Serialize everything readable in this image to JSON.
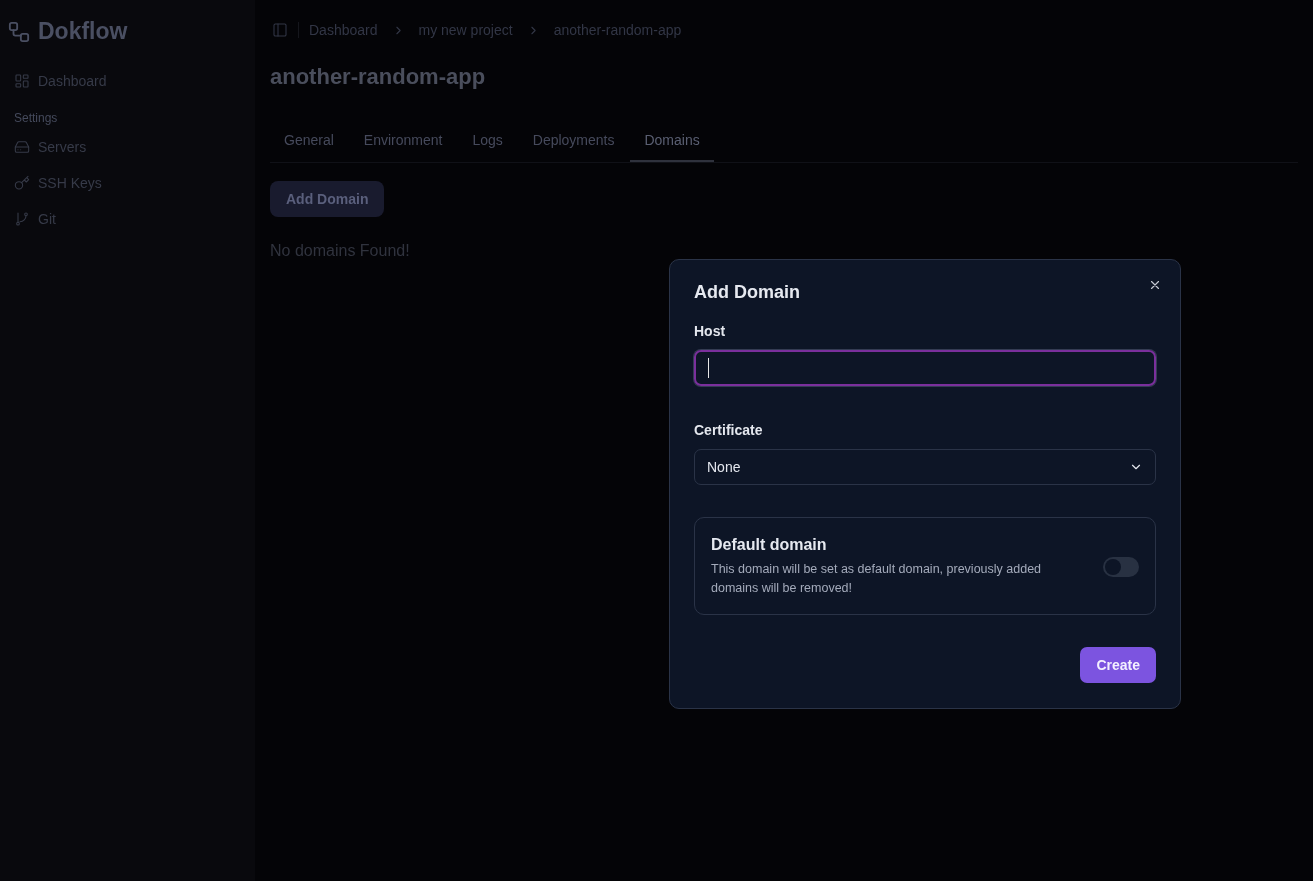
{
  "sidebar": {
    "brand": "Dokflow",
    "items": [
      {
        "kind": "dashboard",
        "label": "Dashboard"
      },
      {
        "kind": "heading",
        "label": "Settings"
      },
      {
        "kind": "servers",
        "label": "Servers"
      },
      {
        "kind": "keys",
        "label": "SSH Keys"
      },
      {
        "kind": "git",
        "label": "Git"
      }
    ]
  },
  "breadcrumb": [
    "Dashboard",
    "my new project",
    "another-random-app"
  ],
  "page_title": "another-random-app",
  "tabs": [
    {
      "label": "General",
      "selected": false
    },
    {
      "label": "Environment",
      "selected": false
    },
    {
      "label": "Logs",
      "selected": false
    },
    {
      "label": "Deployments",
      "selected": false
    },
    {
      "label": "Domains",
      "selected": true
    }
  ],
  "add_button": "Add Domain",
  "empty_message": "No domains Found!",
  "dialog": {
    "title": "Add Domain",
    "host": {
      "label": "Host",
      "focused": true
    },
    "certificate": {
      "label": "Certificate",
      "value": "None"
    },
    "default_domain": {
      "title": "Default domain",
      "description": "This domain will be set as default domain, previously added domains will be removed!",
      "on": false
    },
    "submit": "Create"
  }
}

Written exercise: Leave the images out, please, and restate each line word for word.

Solution to this exercise:
Serialize everything readable in this image to JSON.
{
  "sidebar": {
    "brand": "Dokflow",
    "items": [
      {
        "kind": "dashboard",
        "label": "Dashboard"
      },
      {
        "kind": "heading",
        "label": "Settings"
      },
      {
        "kind": "servers",
        "label": "Servers"
      },
      {
        "kind": "keys",
        "label": "SSH Keys"
      },
      {
        "kind": "git",
        "label": "Git"
      }
    ]
  },
  "breadcrumb": [
    "Dashboard",
    "my new project",
    "another-random-app"
  ],
  "page_title": "another-random-app",
  "tabs": [
    {
      "label": "General",
      "selected": false
    },
    {
      "label": "Environment",
      "selected": false
    },
    {
      "label": "Logs",
      "selected": false
    },
    {
      "label": "Deployments",
      "selected": false
    },
    {
      "label": "Domains",
      "selected": true
    }
  ],
  "add_button": "Add Domain",
  "empty_message": "No domains Found!",
  "dialog": {
    "title": "Add Domain",
    "host": {
      "label": "Host",
      "focused": true
    },
    "certificate": {
      "label": "Certificate",
      "value": "None"
    },
    "default_domain": {
      "title": "Default domain",
      "description": "This domain will be set as default domain, previously added domains will be removed!",
      "on": false
    },
    "submit": "Create"
  }
}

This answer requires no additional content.